An exact reproduction of the records is required, with all images left out.

» Collected data entries

==================================================

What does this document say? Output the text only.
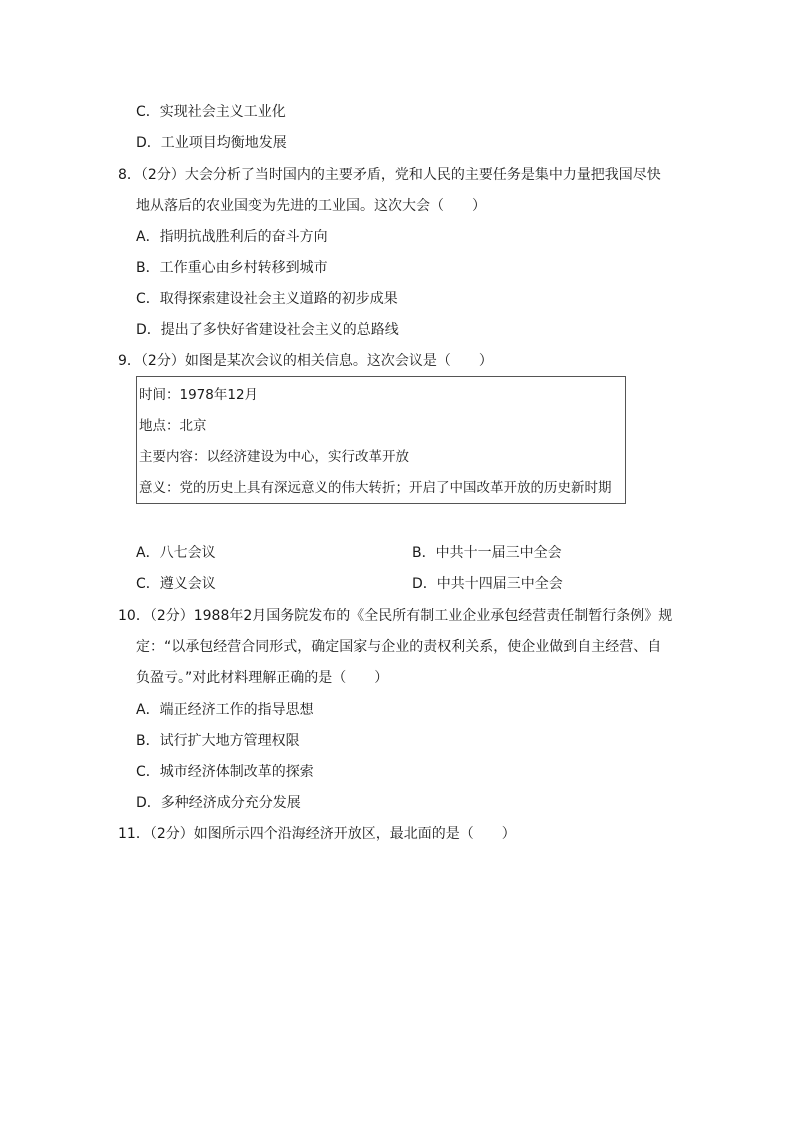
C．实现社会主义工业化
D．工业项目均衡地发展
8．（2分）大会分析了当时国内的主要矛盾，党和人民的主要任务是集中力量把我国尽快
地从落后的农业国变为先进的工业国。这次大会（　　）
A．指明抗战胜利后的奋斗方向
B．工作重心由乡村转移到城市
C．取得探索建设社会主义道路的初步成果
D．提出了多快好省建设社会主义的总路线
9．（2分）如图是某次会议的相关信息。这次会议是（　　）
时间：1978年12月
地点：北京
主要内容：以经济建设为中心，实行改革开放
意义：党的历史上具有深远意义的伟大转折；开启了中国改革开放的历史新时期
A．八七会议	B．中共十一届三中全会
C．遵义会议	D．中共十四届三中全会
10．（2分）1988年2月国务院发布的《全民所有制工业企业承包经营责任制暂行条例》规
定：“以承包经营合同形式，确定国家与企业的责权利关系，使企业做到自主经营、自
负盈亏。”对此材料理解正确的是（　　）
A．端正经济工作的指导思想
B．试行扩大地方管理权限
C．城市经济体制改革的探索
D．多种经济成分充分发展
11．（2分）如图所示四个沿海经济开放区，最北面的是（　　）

==================================================

» RESULT OF THIS EXERCISE
What does this document say? Output the text only.
C．实现社会主义工业化
D．工业项目均衡地发展
8．（2分）大会分析了当时国内的主要矛盾，党和人民的主要任务是集中力量把我国尽快
地从落后的农业国变为先进的工业国。这次大会（　　）
A．指明抗战胜利后的奋斗方向
B．工作重心由乡村转移到城市
C．取得探索建设社会主义道路的初步成果
D．提出了多快好省建设社会主义的总路线
9．（2分）如图是某次会议的相关信息。这次会议是（　　）
时间：1978年12月
地点：北京
主要内容：以经济建设为中心，实行改革开放
意义：党的历史上具有深远意义的伟大转折；开启了中国改革开放的历史新时期
A．八七会议	B．中共十一届三中全会
C．遵义会议	D．中共十四届三中全会
10．（2分）1988年2月国务院发布的《全民所有制工业企业承包经营责任制暂行条例》规
定：“以承包经营合同形式，确定国家与企业的责权利关系，使企业做到自主经营、自
负盈亏。”对此材料理解正确的是（　　）
A．端正经济工作的指导思想
B．试行扩大地方管理权限
C．城市经济体制改革的探索
D．多种经济成分充分发展
11．（2分）如图所示四个沿海经济开放区，最北面的是（　　）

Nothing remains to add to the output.